STATED GOAL:
Identify the lines that contain the string "What" and copy all of them.

Stored records
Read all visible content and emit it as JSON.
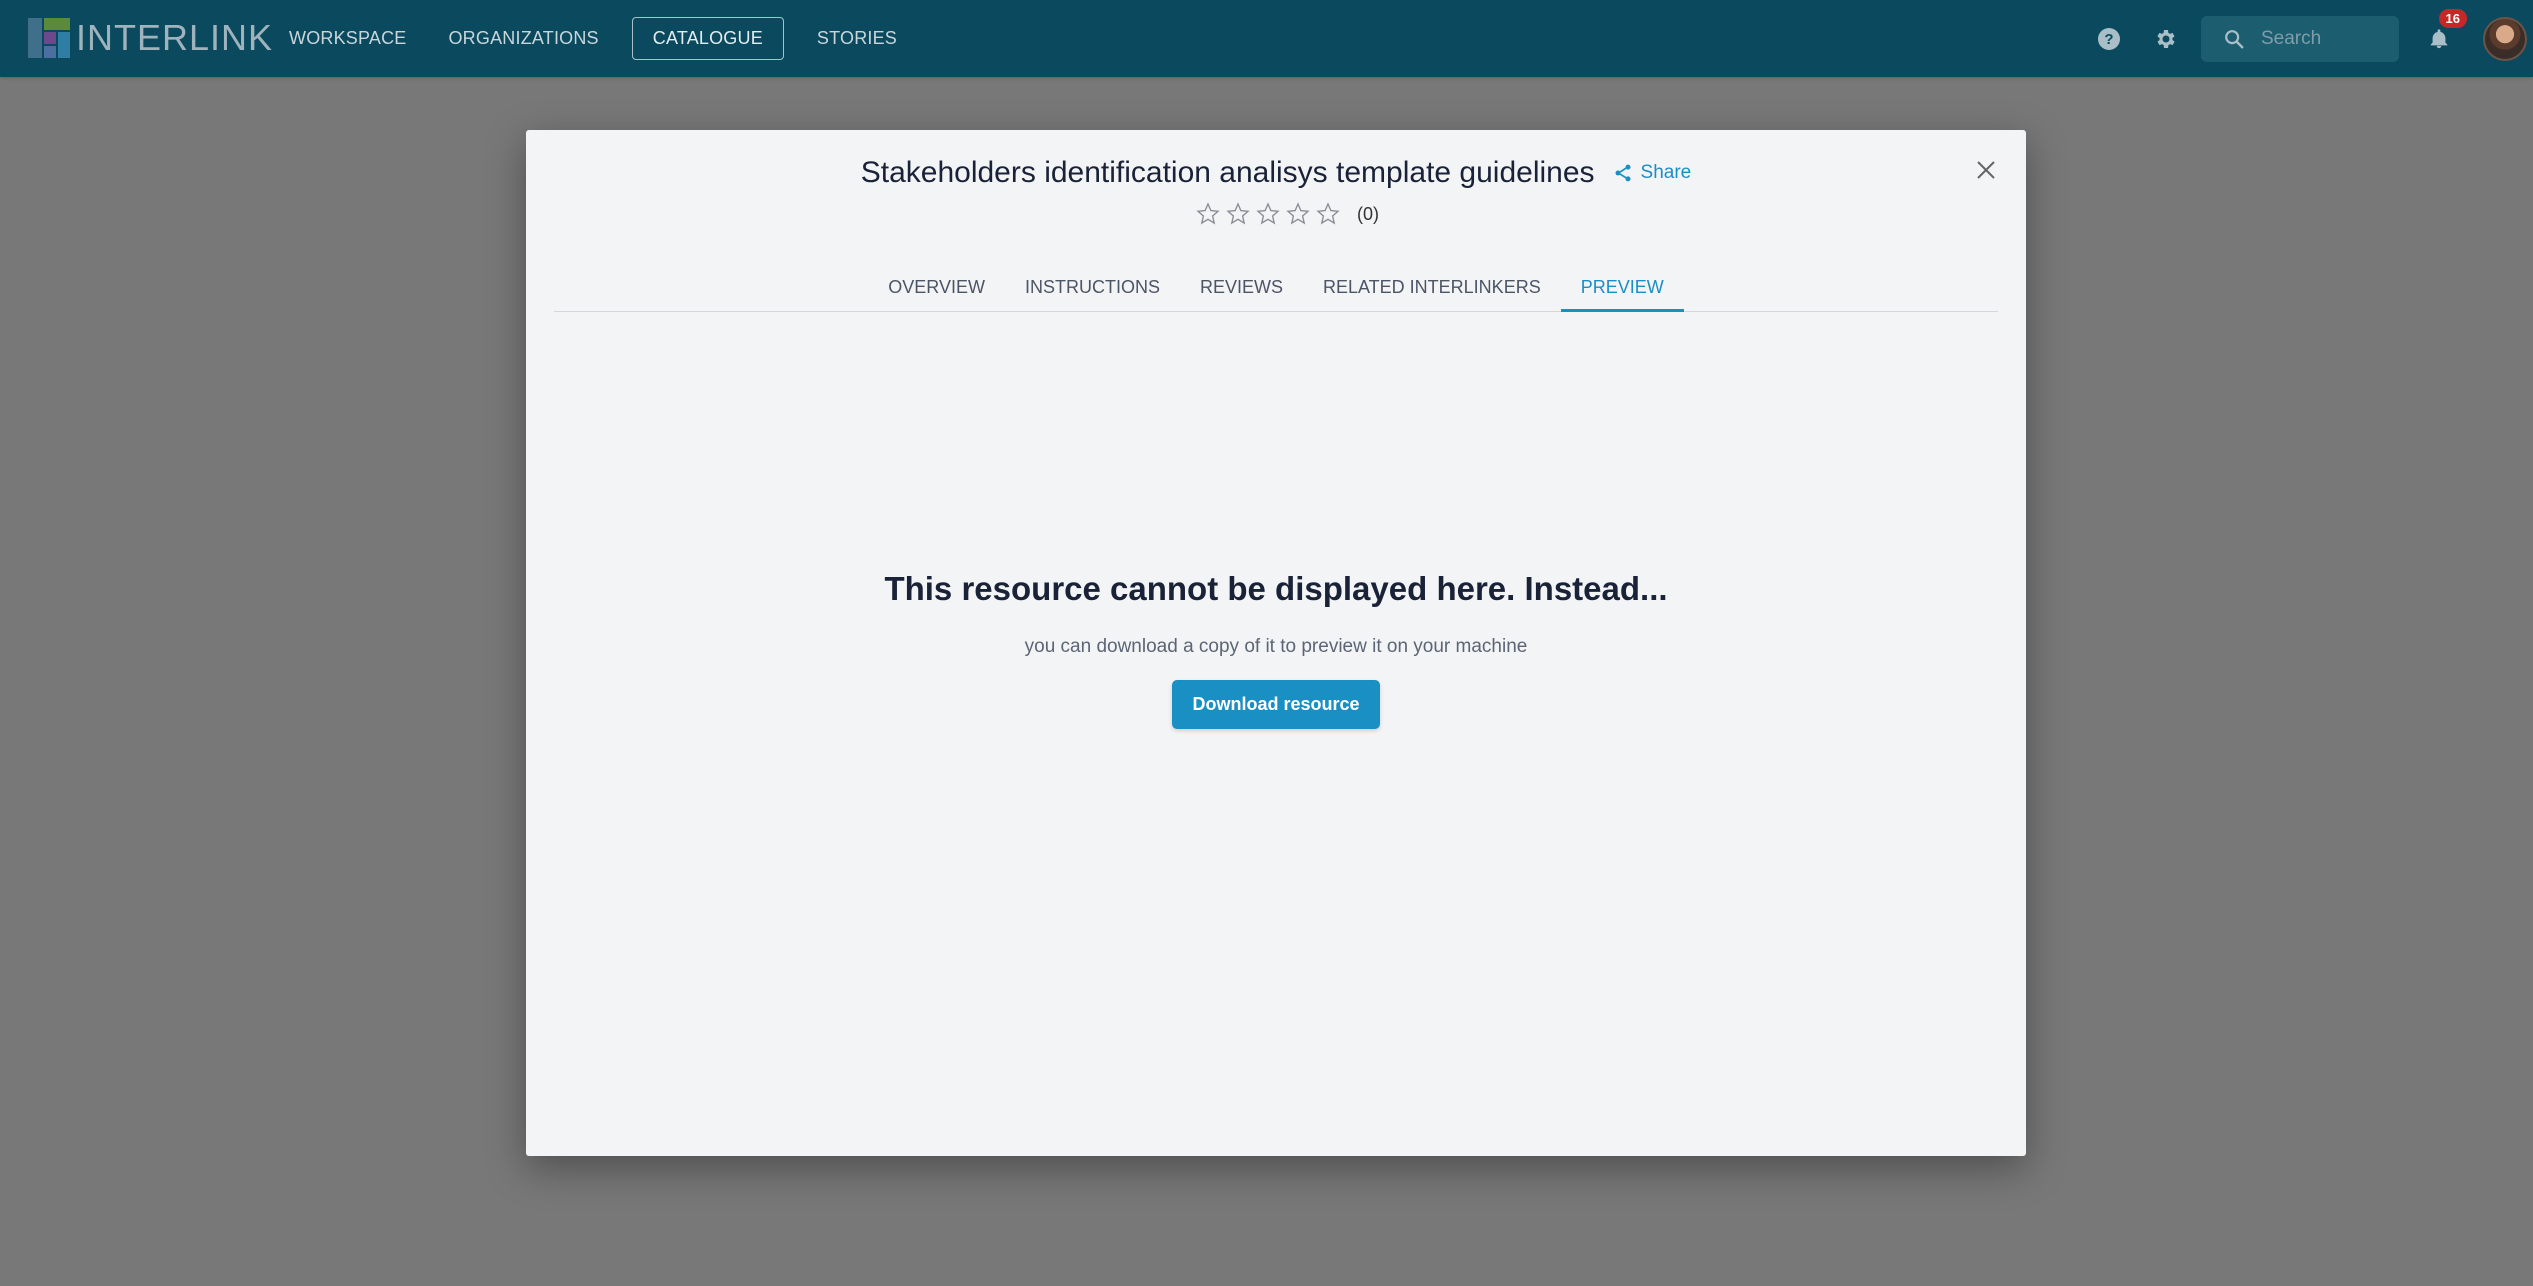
{
  "appbar": {
    "logo_text": "INTERLINK",
    "nav": [
      {
        "label": "WORKSPACE"
      },
      {
        "label": "ORGANIZATIONS"
      },
      {
        "label": "CATALOGUE",
        "active": true
      },
      {
        "label": "STORIES"
      }
    ],
    "help_icon": "help-icon",
    "settings_icon": "gear-icon",
    "search_placeholder": "Search",
    "notification_count": "16"
  },
  "modal": {
    "title": "Stakeholders identification analisys template guidelines",
    "share_label": "Share",
    "rating": {
      "stars": 0,
      "max": 5,
      "count_label": "(0)"
    },
    "tabs": [
      {
        "label": "OVERVIEW"
      },
      {
        "label": "INSTRUCTIONS"
      },
      {
        "label": "REVIEWS"
      },
      {
        "label": "RELATED INTERLINKERS"
      },
      {
        "label": "PREVIEW",
        "active": true
      }
    ],
    "preview": {
      "headline": "This resource cannot be displayed here. Instead...",
      "subtext": "you can download a copy of it to preview it on your machine",
      "download_label": "Download resource"
    }
  },
  "colors": {
    "appbar": "#0b4a5e",
    "accent": "#1a8fc4",
    "backdrop": "#787878",
    "modal_bg": "#f3f4f6",
    "badge": "#c62828"
  }
}
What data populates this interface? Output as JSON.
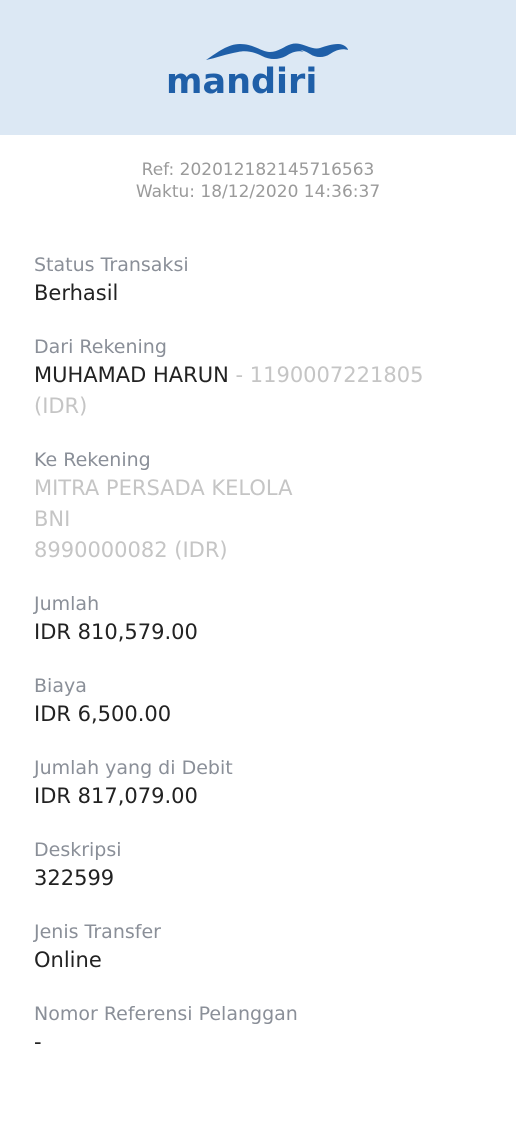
{
  "header": {
    "logo_text": "mandiri",
    "brand_color": "#1f5fa8",
    "background": "#dce8f4"
  },
  "meta": {
    "ref": "Ref: 202012182145716563",
    "time": "Waktu: 18/12/2020 14:36:37"
  },
  "fields": {
    "status": {
      "label": "Status Transaksi",
      "value": "Berhasil"
    },
    "from_account": {
      "label": "Dari Rekening",
      "name": "MUHAMAD HARUN",
      "number": " - 1190007221805",
      "currency": "(IDR)"
    },
    "to_account": {
      "label": "Ke Rekening",
      "name": "MITRA PERSADA KELOLA",
      "bank": "BNI",
      "number": "8990000082 (IDR)"
    },
    "amount": {
      "label": "Jumlah",
      "value": "IDR 810,579.00"
    },
    "fee": {
      "label": "Biaya",
      "value": "IDR 6,500.00"
    },
    "debited": {
      "label": "Jumlah yang di Debit",
      "value": "IDR 817,079.00"
    },
    "description": {
      "label": "Deskripsi",
      "value": "322599"
    },
    "transfer_type": {
      "label": "Jenis Transfer",
      "value": "Online"
    },
    "customer_ref": {
      "label": "Nomor Referensi Pelanggan",
      "value": "-"
    }
  }
}
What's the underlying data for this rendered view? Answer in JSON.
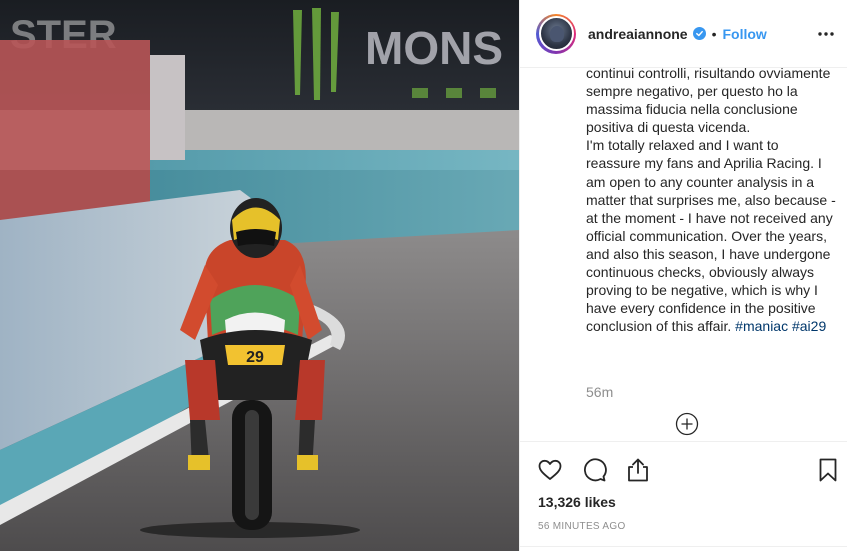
{
  "post": {
    "image_alt": "Aprilia Racing rider number 29 in the pit lane",
    "image_texts": [
      "STER",
      "MONS"
    ]
  },
  "header": {
    "username": "andreaiannone",
    "separator": "•",
    "follow_label": "Follow"
  },
  "caption": {
    "text": "continui controlli, risultando ovviamente sempre negativo, per questo ho la massima fiducia nella conclusione positiva di questa vicenda.\nI'm totally relaxed and I want to reassure my fans and Aprilia Racing. I am open to any counter analysis in a matter that surprises me, also because - at the moment - I have not received any official communication. Over the years, and also this season, I have undergone continuous checks, obviously always proving to be negative, which is why I have every confidence in the positive conclusion of this affair. ",
    "hashtags": [
      "#maniac",
      "#ai29"
    ],
    "timestamp_short": "56m"
  },
  "actions": {
    "icons": [
      "heart-icon",
      "comment-icon",
      "share-icon",
      "bookmark-icon",
      "plus-circle-icon",
      "more-icon",
      "verified-icon"
    ]
  },
  "stats": {
    "likes": "13,326 likes",
    "time_ago": "56 minutes ago"
  },
  "colors": {
    "link_blue": "#3897f0",
    "hashtag": "#00376b",
    "muted": "#8e8e8e",
    "text": "#262626"
  }
}
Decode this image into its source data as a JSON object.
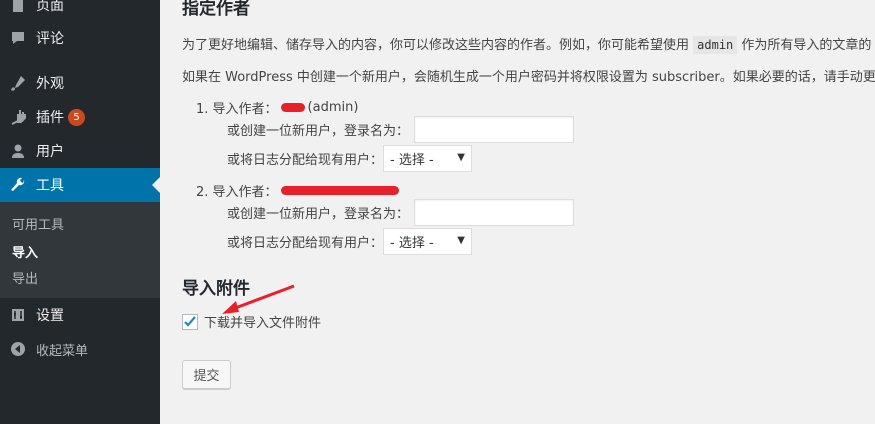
{
  "sidebar": {
    "items": [
      {
        "label": "页面",
        "icon": "pages-icon"
      },
      {
        "label": "评论",
        "icon": "comments-icon"
      },
      {
        "label": "外观",
        "icon": "appearance-icon"
      },
      {
        "label": "插件",
        "icon": "plugins-icon",
        "badge": "5"
      },
      {
        "label": "用户",
        "icon": "users-icon"
      },
      {
        "label": "工具",
        "icon": "tools-icon",
        "active": true
      },
      {
        "label": "设置",
        "icon": "settings-icon"
      },
      {
        "label": "收起菜单",
        "icon": "collapse-icon"
      }
    ],
    "submenu": [
      {
        "label": "可用工具"
      },
      {
        "label": "导入",
        "current": true
      },
      {
        "label": "导出"
      }
    ]
  },
  "main": {
    "title": "指定作者",
    "para1_before": "为了更好地编辑、储存导入的内容，你可以修改这些内容的作者。例如，你可能希望使用",
    "para1_code": "admin",
    "para1_after": "作为所有导入的文章的",
    "para2": "如果在 WordPress 中创建一个新用户，会随机生成一个用户密码并将权限设置为 subscriber。如果必要的话，请手动更改用",
    "authors": [
      {
        "label": "1. 导入作者：",
        "suffix": "(admin)",
        "create_label": "或创建一位新用户，登录名为：",
        "assign_label": "或将日志分配给现有用户：",
        "select_value": "- 选择 -"
      },
      {
        "label": "2. 导入作者：",
        "suffix": "",
        "create_label": "或创建一位新用户，登录名为：",
        "assign_label": "或将日志分配给现有用户：",
        "select_value": "- 选择 -"
      }
    ],
    "attachments_title": "导入附件",
    "download_label": "下载并导入文件附件",
    "download_checked": true,
    "submit_label": "提交"
  },
  "colors": {
    "sidebar_bg": "#23282d",
    "active_bg": "#0073aa",
    "badge_bg": "#ca4a1f",
    "redaction": "#e8202a"
  }
}
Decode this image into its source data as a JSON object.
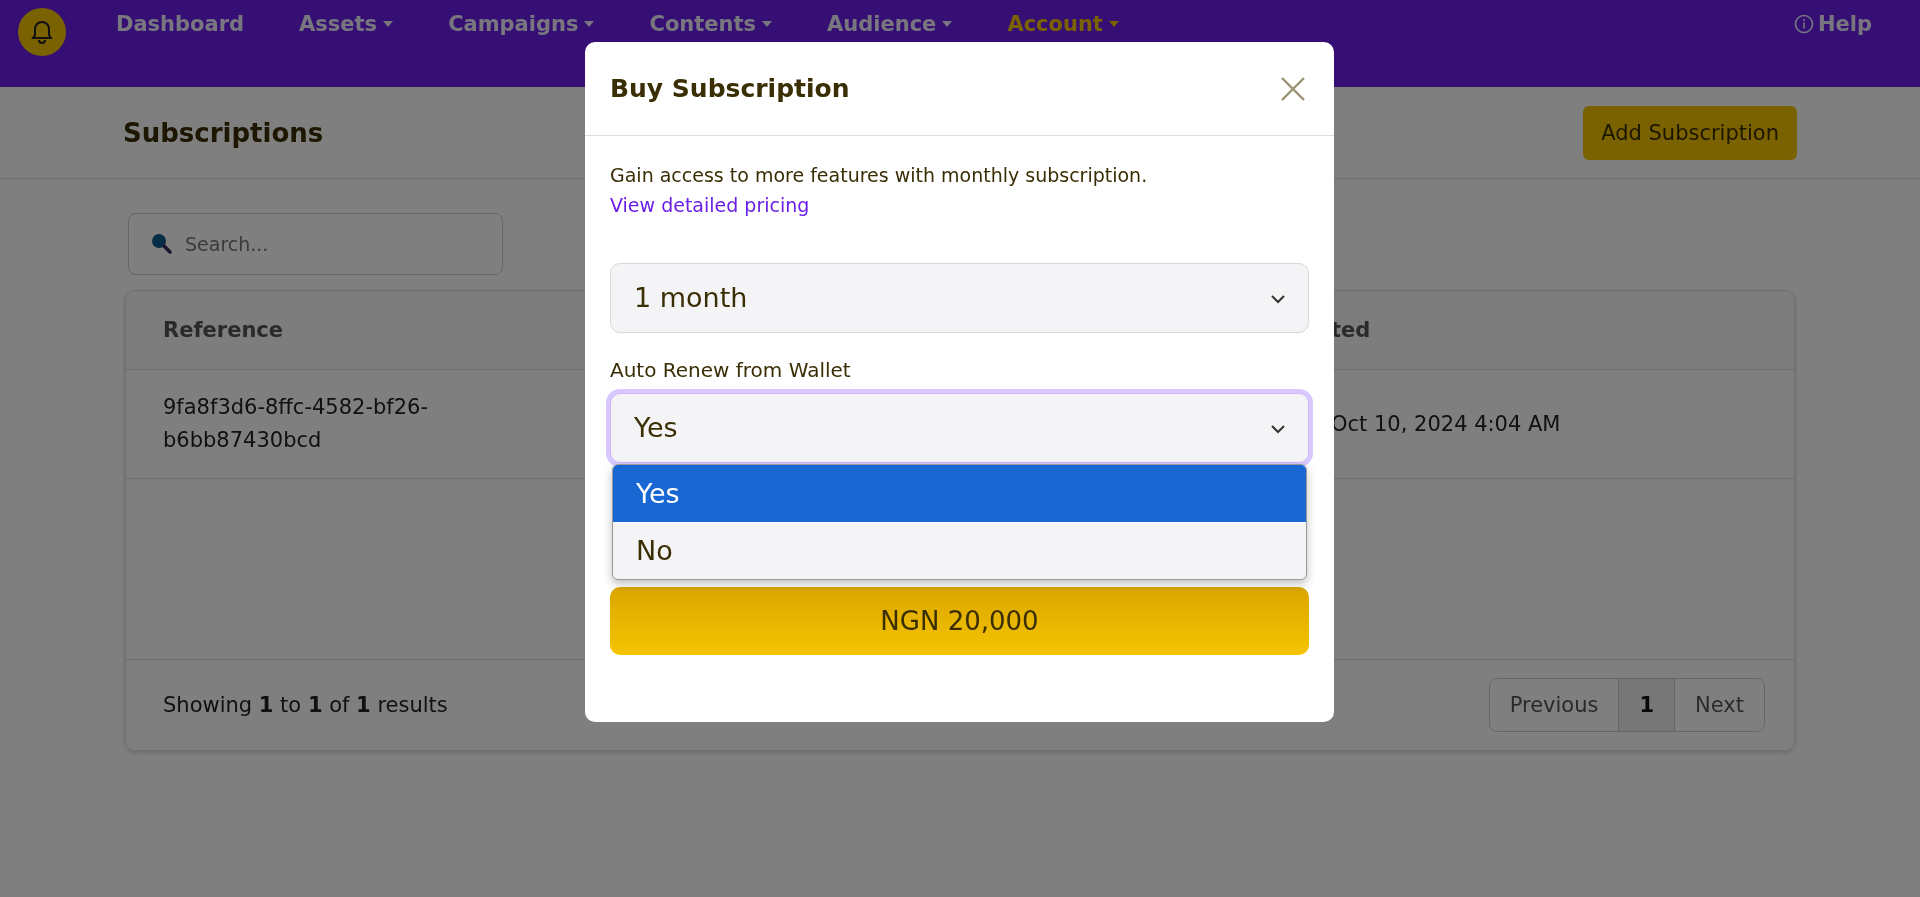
{
  "nav": {
    "items": [
      {
        "label": "Dashboard",
        "dropdown": false,
        "selected": false
      },
      {
        "label": "Assets",
        "dropdown": true,
        "selected": false
      },
      {
        "label": "Campaigns",
        "dropdown": true,
        "selected": false
      },
      {
        "label": "Contents",
        "dropdown": true,
        "selected": false
      },
      {
        "label": "Audience",
        "dropdown": true,
        "selected": false
      },
      {
        "label": "Account",
        "dropdown": true,
        "selected": true
      }
    ],
    "help": "Help"
  },
  "page": {
    "title": "Subscriptions",
    "add_button": "Add Subscription"
  },
  "search": {
    "placeholder": "Search..."
  },
  "table": {
    "columns": [
      "Reference",
      "ted"
    ],
    "rows": [
      {
        "reference": "9fa8f3d6-8ffc-4582-bf26-b6bb87430bcd",
        "date": "Oct 10, 2024 4:04 AM"
      }
    ]
  },
  "footer": {
    "summary": "Showing **1** to **1** of **1** results",
    "pages": [
      {
        "label": "Previous",
        "selected": false
      },
      {
        "label": "1",
        "selected": true
      },
      {
        "label": "Next",
        "selected": false
      }
    ]
  },
  "modal": {
    "title": "Buy Subscription",
    "intro": "Gain access to more features with monthly subscription.",
    "link": "View detailed pricing",
    "duration": {
      "value": "1 month"
    },
    "auto_renew": {
      "label": "Auto Renew from Wallet",
      "value": "Yes",
      "expanded": true,
      "options": [
        {
          "label": "Yes",
          "selected": true
        },
        {
          "label": "No",
          "selected": false
        }
      ]
    },
    "pay_button": "NGN 20,000"
  }
}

TASK SOLUTION:
What data populates this interface? Output as JSON.
What's the underlying data for this rendered view? Answer in JSON.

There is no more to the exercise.